Supplied entries
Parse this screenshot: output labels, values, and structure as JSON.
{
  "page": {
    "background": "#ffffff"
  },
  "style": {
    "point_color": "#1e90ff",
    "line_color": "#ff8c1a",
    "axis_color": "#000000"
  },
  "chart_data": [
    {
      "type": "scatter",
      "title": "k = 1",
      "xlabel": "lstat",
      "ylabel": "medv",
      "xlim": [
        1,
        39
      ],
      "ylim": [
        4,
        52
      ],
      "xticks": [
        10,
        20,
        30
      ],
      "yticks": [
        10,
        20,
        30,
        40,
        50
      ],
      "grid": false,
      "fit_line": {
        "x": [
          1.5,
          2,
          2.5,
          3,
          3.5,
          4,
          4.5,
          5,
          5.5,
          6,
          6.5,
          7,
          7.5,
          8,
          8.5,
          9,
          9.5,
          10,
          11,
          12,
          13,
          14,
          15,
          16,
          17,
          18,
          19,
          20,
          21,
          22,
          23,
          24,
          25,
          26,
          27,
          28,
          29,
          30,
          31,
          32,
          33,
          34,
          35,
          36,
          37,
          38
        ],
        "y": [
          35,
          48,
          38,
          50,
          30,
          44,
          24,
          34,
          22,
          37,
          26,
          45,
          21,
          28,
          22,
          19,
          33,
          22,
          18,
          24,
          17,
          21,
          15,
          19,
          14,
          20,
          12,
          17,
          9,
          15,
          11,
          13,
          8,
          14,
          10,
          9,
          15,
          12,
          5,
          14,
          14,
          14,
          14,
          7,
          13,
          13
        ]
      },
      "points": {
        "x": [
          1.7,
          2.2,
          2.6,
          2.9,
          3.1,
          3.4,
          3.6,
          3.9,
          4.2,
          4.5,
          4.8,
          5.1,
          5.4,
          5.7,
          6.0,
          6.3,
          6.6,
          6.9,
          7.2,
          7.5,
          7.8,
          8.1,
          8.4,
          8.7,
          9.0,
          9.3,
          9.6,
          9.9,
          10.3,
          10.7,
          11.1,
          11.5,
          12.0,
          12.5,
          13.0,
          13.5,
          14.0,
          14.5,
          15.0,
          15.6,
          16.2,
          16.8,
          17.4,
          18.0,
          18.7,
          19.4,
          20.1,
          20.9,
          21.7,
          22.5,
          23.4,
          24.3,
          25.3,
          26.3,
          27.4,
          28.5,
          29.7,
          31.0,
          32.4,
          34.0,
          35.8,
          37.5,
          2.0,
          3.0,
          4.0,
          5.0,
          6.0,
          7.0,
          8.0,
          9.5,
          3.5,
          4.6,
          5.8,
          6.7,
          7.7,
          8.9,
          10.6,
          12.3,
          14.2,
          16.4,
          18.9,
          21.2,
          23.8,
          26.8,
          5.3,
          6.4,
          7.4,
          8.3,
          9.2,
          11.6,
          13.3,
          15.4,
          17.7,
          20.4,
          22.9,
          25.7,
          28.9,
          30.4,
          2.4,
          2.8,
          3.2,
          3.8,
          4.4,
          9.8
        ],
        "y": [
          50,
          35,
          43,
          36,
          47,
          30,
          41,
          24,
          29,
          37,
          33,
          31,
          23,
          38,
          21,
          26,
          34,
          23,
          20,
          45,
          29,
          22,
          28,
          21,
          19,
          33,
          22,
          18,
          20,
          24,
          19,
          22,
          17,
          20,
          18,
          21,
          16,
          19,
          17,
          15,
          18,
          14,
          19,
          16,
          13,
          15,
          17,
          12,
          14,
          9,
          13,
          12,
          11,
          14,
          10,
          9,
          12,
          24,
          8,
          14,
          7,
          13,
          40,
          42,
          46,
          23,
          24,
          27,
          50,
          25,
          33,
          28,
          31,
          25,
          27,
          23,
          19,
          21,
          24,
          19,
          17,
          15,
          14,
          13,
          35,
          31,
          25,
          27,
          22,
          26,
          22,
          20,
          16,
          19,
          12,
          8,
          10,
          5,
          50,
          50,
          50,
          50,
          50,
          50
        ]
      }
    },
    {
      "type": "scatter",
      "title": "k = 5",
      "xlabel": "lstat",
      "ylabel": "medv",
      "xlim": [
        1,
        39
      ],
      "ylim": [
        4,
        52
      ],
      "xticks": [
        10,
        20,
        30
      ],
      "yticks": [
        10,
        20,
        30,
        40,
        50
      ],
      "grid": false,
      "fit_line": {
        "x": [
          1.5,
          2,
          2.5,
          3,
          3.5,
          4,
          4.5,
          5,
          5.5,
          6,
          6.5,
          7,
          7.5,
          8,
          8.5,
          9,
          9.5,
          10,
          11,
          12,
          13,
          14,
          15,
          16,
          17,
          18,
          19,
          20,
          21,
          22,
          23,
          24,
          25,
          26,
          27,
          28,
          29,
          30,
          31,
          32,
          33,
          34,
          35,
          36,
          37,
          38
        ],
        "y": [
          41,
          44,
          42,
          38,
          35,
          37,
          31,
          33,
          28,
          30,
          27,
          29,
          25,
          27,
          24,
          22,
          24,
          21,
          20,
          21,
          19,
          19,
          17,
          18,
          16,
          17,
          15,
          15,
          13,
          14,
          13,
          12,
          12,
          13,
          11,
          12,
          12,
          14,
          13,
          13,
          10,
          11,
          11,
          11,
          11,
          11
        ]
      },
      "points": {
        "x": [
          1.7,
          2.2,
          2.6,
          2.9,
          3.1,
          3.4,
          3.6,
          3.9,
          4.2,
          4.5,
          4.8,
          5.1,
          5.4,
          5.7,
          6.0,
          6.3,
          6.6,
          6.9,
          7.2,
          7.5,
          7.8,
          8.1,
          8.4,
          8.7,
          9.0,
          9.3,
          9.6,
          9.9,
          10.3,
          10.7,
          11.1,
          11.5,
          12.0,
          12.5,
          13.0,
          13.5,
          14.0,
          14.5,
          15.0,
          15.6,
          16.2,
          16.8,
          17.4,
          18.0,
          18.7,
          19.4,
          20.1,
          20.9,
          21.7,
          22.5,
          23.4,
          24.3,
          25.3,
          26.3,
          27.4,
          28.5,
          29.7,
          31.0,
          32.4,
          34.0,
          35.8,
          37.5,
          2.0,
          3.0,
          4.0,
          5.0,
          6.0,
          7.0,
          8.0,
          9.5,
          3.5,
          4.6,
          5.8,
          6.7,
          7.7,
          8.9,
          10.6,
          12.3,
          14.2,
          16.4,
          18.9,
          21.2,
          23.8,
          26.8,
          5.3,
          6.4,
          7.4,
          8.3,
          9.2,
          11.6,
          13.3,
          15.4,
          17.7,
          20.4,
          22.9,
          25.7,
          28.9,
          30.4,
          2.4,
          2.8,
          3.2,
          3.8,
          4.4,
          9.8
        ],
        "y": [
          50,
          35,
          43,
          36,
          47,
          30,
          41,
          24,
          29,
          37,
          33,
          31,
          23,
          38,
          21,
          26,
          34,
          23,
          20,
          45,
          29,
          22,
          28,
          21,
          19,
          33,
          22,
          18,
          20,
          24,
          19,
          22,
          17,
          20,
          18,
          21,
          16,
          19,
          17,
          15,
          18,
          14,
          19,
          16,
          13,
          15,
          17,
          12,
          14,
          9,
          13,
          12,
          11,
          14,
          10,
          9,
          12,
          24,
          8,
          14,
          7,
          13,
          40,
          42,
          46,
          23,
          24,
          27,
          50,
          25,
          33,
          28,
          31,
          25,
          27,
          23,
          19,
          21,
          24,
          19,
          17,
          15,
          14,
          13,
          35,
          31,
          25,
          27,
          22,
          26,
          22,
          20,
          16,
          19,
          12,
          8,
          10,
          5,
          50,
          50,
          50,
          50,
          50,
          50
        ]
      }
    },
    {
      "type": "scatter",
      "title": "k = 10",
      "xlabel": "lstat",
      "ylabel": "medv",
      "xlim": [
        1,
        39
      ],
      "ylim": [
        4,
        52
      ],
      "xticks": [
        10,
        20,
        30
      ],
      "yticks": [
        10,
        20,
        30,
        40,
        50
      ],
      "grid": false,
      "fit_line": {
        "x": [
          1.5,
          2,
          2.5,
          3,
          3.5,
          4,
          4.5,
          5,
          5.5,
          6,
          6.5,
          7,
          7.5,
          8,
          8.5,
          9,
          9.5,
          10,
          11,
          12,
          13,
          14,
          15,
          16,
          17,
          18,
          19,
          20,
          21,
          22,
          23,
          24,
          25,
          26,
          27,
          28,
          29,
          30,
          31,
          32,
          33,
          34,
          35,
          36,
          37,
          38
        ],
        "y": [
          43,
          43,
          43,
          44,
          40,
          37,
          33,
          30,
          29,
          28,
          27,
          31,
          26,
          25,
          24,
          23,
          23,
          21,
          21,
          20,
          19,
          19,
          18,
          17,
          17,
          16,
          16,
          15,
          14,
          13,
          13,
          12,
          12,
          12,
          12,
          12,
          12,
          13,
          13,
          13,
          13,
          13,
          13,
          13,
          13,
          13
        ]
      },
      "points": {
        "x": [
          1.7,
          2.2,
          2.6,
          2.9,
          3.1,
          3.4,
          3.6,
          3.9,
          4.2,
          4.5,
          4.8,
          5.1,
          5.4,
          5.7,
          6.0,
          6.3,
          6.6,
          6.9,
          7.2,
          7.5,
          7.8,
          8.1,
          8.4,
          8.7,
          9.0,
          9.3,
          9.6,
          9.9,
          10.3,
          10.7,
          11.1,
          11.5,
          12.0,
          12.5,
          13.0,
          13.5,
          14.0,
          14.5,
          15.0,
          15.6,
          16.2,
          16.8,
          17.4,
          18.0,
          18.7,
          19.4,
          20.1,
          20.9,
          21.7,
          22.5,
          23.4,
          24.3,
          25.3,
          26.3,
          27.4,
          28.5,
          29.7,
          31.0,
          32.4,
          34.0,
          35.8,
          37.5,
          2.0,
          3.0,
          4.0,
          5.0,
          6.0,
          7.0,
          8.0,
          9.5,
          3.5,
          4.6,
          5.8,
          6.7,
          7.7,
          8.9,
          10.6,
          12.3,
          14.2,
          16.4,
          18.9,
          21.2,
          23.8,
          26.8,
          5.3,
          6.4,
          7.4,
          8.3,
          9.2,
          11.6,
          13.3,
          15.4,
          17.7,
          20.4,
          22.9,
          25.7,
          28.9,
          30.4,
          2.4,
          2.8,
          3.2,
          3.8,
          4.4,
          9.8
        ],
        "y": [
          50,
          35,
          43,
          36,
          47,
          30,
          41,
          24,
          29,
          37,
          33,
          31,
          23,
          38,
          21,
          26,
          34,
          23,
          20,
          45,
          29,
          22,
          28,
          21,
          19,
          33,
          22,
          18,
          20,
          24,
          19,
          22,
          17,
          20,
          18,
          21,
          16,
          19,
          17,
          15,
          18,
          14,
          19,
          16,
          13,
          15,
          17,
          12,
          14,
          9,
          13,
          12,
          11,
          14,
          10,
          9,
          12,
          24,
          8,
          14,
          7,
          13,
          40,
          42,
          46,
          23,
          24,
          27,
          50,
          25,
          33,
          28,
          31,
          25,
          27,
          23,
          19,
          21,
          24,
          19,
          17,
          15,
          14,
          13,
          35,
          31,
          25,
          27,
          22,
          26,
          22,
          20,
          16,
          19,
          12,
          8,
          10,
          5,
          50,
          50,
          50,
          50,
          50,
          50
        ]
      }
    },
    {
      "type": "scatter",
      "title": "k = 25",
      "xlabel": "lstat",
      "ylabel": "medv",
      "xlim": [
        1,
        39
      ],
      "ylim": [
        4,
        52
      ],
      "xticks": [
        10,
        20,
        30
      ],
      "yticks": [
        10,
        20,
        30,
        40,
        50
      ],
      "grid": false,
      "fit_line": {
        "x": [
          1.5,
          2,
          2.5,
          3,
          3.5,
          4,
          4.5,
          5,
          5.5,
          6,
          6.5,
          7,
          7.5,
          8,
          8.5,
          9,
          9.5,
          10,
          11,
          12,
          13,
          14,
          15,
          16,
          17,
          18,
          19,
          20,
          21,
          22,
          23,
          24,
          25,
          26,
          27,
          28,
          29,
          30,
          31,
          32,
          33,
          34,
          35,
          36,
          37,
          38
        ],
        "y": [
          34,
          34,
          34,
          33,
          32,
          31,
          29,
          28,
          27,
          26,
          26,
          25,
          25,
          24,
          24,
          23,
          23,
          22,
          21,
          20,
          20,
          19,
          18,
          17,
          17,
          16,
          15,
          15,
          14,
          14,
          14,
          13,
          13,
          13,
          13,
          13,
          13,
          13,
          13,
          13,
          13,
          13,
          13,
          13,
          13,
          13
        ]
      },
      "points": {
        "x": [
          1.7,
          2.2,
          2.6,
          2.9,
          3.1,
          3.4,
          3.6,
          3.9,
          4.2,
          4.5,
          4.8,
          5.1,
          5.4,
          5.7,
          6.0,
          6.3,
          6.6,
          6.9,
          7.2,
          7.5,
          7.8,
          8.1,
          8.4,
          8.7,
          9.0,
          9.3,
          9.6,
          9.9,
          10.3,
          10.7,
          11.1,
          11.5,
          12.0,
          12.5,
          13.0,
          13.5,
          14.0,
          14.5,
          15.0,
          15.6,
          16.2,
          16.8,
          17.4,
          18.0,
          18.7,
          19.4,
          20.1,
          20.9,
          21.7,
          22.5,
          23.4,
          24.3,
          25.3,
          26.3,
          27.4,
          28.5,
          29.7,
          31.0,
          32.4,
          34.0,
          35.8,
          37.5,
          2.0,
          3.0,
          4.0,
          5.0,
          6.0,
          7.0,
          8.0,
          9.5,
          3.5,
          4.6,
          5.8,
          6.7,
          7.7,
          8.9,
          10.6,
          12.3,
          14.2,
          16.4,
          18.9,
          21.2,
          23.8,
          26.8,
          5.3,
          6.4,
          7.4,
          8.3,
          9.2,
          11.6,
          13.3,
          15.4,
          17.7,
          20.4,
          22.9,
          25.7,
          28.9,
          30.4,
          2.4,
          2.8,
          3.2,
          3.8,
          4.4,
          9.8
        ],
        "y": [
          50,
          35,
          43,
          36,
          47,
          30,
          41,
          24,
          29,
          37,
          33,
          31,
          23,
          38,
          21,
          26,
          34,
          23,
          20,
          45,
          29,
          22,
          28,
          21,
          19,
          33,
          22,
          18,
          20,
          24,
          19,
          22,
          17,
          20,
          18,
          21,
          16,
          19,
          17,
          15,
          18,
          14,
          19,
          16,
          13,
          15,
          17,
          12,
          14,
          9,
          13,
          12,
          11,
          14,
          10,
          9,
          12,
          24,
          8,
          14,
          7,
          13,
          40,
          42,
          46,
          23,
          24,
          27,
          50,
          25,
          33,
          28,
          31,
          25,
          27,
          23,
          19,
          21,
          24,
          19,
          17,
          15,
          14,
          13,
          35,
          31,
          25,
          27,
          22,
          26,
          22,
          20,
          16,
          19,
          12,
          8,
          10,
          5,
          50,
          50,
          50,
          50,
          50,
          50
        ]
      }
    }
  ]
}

Given exercise
Gather every line from the entries above where the word "title" appears, and copy them.

Exercise answer
      "title": "k = 1",
      "title": "k = 5",
      "title": "k = 10",
      "title": "k = 25",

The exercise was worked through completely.